What to do » Extract each line holding the word "ciuitates" from the entries.

Data shown »
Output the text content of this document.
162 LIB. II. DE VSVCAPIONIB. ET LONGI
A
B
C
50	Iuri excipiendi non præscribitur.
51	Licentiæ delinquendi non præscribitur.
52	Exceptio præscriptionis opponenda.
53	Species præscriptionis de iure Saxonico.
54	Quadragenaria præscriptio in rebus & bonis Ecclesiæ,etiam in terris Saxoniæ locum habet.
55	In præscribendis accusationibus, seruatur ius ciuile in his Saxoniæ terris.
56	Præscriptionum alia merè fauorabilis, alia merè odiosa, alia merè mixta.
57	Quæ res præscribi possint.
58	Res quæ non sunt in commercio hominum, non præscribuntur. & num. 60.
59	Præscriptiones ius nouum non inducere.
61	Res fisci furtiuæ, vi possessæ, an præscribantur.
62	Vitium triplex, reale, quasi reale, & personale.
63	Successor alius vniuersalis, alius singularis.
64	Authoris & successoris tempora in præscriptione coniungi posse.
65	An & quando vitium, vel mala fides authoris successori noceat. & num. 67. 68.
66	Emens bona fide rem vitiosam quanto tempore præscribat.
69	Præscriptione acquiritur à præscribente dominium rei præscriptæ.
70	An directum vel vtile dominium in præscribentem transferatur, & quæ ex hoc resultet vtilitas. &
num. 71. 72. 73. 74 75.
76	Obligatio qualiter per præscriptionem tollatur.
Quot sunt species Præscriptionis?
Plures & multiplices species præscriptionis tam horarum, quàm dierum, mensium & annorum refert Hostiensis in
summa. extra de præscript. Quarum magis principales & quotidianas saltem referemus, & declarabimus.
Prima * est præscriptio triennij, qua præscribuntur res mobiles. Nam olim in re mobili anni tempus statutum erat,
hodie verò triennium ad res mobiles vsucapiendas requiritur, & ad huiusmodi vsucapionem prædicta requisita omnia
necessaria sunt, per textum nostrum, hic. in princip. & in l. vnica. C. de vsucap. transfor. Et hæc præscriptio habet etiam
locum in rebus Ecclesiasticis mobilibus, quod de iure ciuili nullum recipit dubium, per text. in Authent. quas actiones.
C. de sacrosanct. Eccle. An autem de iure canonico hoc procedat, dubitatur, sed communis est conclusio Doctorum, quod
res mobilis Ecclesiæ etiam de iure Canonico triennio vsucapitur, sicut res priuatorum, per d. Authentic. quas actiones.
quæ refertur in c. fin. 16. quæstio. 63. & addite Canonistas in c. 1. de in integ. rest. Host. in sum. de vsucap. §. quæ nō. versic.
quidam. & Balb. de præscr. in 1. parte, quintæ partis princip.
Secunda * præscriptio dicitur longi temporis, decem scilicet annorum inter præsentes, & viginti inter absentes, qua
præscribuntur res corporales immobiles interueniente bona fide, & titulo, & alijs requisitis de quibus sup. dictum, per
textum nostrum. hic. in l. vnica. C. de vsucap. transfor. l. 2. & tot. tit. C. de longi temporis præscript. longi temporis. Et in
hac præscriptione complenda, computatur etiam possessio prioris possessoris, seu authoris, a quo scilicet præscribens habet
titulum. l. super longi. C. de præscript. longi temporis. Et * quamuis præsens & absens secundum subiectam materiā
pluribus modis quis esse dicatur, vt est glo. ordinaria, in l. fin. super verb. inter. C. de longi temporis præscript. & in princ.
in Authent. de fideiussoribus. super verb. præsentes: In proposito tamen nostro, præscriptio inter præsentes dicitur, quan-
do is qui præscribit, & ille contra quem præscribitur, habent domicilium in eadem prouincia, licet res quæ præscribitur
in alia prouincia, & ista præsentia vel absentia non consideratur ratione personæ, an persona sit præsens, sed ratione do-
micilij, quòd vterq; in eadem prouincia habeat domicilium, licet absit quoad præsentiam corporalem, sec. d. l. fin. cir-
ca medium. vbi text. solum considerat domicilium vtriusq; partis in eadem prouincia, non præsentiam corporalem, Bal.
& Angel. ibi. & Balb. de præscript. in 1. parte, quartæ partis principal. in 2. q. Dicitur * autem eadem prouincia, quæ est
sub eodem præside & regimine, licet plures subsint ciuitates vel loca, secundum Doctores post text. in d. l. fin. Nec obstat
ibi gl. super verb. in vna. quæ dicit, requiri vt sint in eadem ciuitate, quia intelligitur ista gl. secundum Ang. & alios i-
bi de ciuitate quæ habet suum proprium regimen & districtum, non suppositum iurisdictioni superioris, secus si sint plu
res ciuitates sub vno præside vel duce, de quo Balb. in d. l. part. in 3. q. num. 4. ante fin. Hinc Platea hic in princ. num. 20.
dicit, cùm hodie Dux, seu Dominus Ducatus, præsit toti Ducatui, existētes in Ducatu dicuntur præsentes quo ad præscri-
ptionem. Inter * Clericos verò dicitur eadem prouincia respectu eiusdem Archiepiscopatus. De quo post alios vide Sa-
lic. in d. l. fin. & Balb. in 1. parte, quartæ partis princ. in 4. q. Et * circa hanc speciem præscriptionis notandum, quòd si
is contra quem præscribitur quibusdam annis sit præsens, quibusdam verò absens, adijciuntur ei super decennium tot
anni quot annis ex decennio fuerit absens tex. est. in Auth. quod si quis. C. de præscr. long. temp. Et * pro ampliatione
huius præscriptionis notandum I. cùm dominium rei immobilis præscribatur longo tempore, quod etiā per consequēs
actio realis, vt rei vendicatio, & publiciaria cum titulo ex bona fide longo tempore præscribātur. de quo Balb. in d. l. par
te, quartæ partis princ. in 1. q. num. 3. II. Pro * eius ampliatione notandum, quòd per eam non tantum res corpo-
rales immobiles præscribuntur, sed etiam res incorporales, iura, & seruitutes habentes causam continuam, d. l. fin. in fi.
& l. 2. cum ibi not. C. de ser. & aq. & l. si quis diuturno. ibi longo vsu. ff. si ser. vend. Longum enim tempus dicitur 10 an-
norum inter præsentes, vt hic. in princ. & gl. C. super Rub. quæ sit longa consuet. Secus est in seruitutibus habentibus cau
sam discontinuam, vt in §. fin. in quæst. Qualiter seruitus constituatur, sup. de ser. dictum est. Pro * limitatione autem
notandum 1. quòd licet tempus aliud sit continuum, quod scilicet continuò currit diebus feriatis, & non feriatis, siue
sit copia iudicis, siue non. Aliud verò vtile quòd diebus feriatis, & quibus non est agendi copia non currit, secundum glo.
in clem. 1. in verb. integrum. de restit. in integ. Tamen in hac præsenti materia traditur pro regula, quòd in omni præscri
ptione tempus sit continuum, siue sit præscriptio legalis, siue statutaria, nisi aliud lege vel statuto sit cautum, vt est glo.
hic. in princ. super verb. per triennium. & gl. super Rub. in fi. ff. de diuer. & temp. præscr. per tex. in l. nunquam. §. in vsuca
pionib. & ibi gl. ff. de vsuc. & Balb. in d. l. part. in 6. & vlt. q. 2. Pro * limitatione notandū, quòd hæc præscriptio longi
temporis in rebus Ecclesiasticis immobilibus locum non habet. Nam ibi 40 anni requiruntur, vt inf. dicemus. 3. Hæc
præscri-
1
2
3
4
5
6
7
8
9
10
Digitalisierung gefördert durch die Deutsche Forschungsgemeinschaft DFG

Exercise output »
sub eodem præside & regimine, licet plures subsint ciuitates vel loca, secundum Doctores post text. in d. l. fin. Nec obstat
res ciuitates sub vno præside vel duce, de quo Balb. in d. l. part. in 3. q. num. 4. ante fin. Hinc Platea hic in princ. num. 20.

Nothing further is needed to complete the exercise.